Reproduce the listing below exactly. Pictures do not belong in the copy.

#### EXTRACTED ENTRIES

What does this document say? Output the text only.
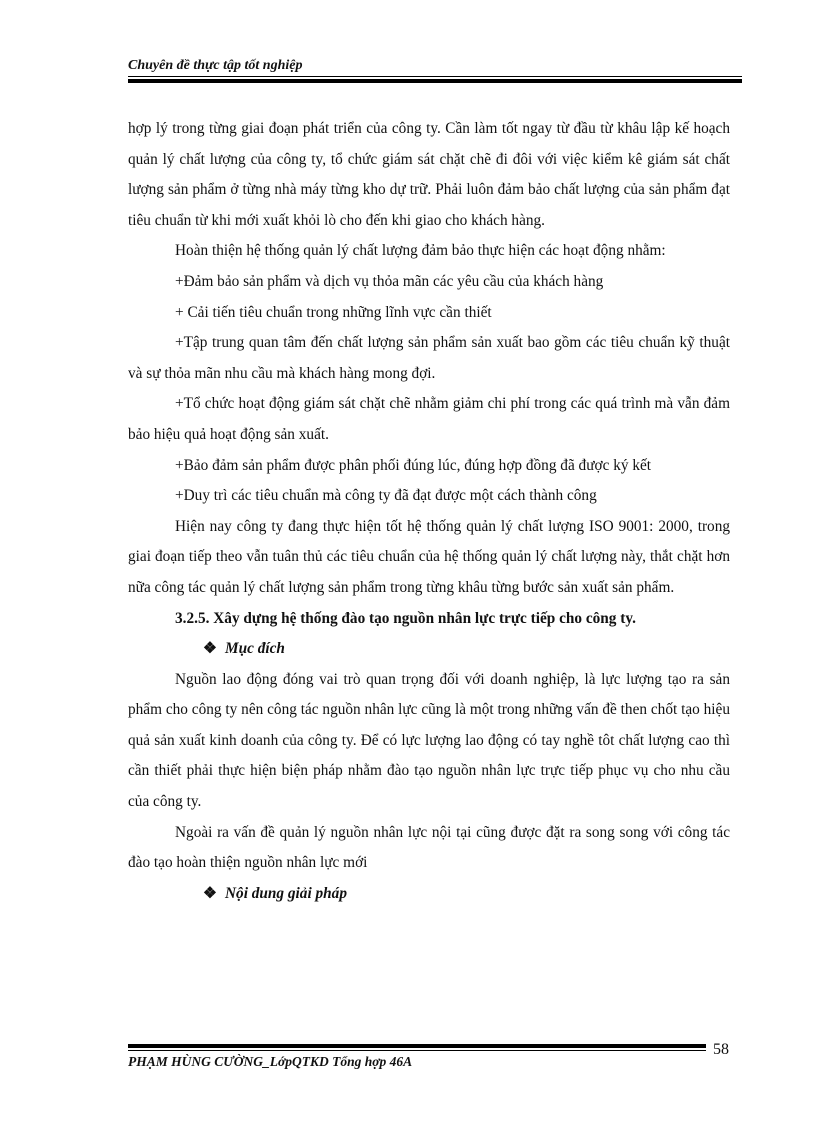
Chuyên đề thực tập tốt nghiệp

hợp lý trong từng giai đoạn phát triển của công ty. Cần làm tốt ngay từ đầu từ khâu lập kế hoạch quản lý chất lượng của công ty, tổ chức giám sát chặt chẽ đi đôi với việc kiểm kê giám sát chất lượng sản phẩm ở từng nhà máy từng kho dự trữ. Phải luôn đảm bảo chất lượng của sản phẩm đạt tiêu chuẩn từ khi mới xuất khỏi lò cho đến khi giao cho khách hàng.

Hoàn thiện hệ thống quản lý chất lượng đảm bảo thực hiện các hoạt động nhằm:

+Đảm bảo sản phẩm và dịch vụ thỏa mãn các yêu cầu của khách hàng

+ Cải tiến tiêu chuẩn trong những lĩnh vực cần thiết

+Tập trung quan tâm đến chất lượng sản phẩm sản xuất bao gồm các tiêu chuẩn kỹ thuật và sự thỏa mãn nhu cầu mà khách hàng mong đợi.

+Tổ chức hoạt động giám sát chặt chẽ nhằm giảm chi phí trong các quá trình mà vẫn đảm bảo hiệu quả hoạt động sản xuất.

+Bảo đảm sản phẩm được phân phối đúng lúc, đúng hợp đồng đã được ký kết

+Duy trì các tiêu chuẩn mà công ty đã đạt được một cách thành công

Hiện nay công ty đang thực hiện tốt hệ thống quản lý chất lượng ISO 9001: 2000, trong giai đoạn tiếp theo vẫn tuân thủ các tiêu chuẩn của hệ thống quản lý chất lượng này, thắt chặt hơn nữa công tác quản lý chất lượng sản phẩm trong từng khâu từng bước sản xuất sản phẩm.

3.2.5. Xây dựng hệ thống đào tạo nguồn nhân lực trực tiếp cho công ty.

❖ Mục đích

Nguồn lao động đóng vai trò quan trọng đối với doanh nghiệp, là lực lượng tạo ra sản phẩm cho công ty nên công tác nguồn nhân lực cũng là một trong những vấn đề then chốt tạo hiệu quả sản xuất kinh doanh của công ty. Để có lực lượng lao động có tay nghề tôt chất lượng cao thì cần thiết phải thực hiện biện pháp nhằm đào tạo nguồn nhân lực trực tiếp phục vụ cho nhu cầu của công ty.

Ngoài ra vấn đề quản lý nguồn nhân lực nội tại cũng được đặt ra song song với công tác đào tạo hoàn thiện nguồn nhân lực mới

❖ Nội dung giải pháp

PHẠM HÙNG CƯỜNG_LớpQTKD Tổng hợp 46A
58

########

> [ANSWER TO THE TASK]:
What does this document say? Output the text only.
Chuyên đề thực tập tốt nghiệp

hợp lý trong từng giai đoạn phát triển của công ty. Cần làm tốt ngay từ đầu từ khâu lập kế hoạch quản lý chất lượng của công ty, tổ chức giám sát chặt chẽ đi đôi với việc kiểm kê giám sát chất lượng sản phẩm ở từng nhà máy từng kho dự trữ. Phải luôn đảm bảo chất lượng của sản phẩm đạt tiêu chuẩn từ khi mới xuất khỏi lò cho đến khi giao cho khách hàng.

Hoàn thiện hệ thống quản lý chất lượng đảm bảo thực hiện các hoạt động nhằm:

+Đảm bảo sản phẩm và dịch vụ thỏa mãn các yêu cầu của khách hàng

+ Cải tiến tiêu chuẩn trong những lĩnh vực cần thiết

+Tập trung quan tâm đến chất lượng sản phẩm sản xuất bao gồm các tiêu chuẩn kỹ thuật và sự thỏa mãn nhu cầu mà khách hàng mong đợi.

+Tổ chức hoạt động giám sát chặt chẽ nhằm giảm chi phí trong các quá trình mà vẫn đảm bảo hiệu quả hoạt động sản xuất.

+Bảo đảm sản phẩm được phân phối đúng lúc, đúng hợp đồng đã được ký kết

+Duy trì các tiêu chuẩn mà công ty đã đạt được một cách thành công

Hiện nay công ty đang thực hiện tốt hệ thống quản lý chất lượng ISO 9001: 2000, trong giai đoạn tiếp theo vẫn tuân thủ các tiêu chuẩn của hệ thống quản lý chất lượng này, thắt chặt hơn nữa công tác quản lý chất lượng sản phẩm trong từng khâu từng bước sản xuất sản phẩm.

3.2.5. Xây dựng hệ thống đào tạo nguồn nhân lực trực tiếp cho công ty.

❖ Mục đích

Nguồn lao động đóng vai trò quan trọng đối với doanh nghiệp, là lực lượng tạo ra sản phẩm cho công ty nên công tác nguồn nhân lực cũng là một trong những vấn đề then chốt tạo hiệu quả sản xuất kinh doanh của công ty. Để có lực lượng lao động có tay nghề tôt chất lượng cao thì cần thiết phải thực hiện biện pháp nhằm đào tạo nguồn nhân lực trực tiếp phục vụ cho nhu cầu của công ty.

Ngoài ra vấn đề quản lý nguồn nhân lực nội tại cũng được đặt ra song song với công tác đào tạo hoàn thiện nguồn nhân lực mới

❖ Nội dung giải pháp

PHẠM HÙNG CƯỜNG_LớpQTKD Tổng hợp 46A
58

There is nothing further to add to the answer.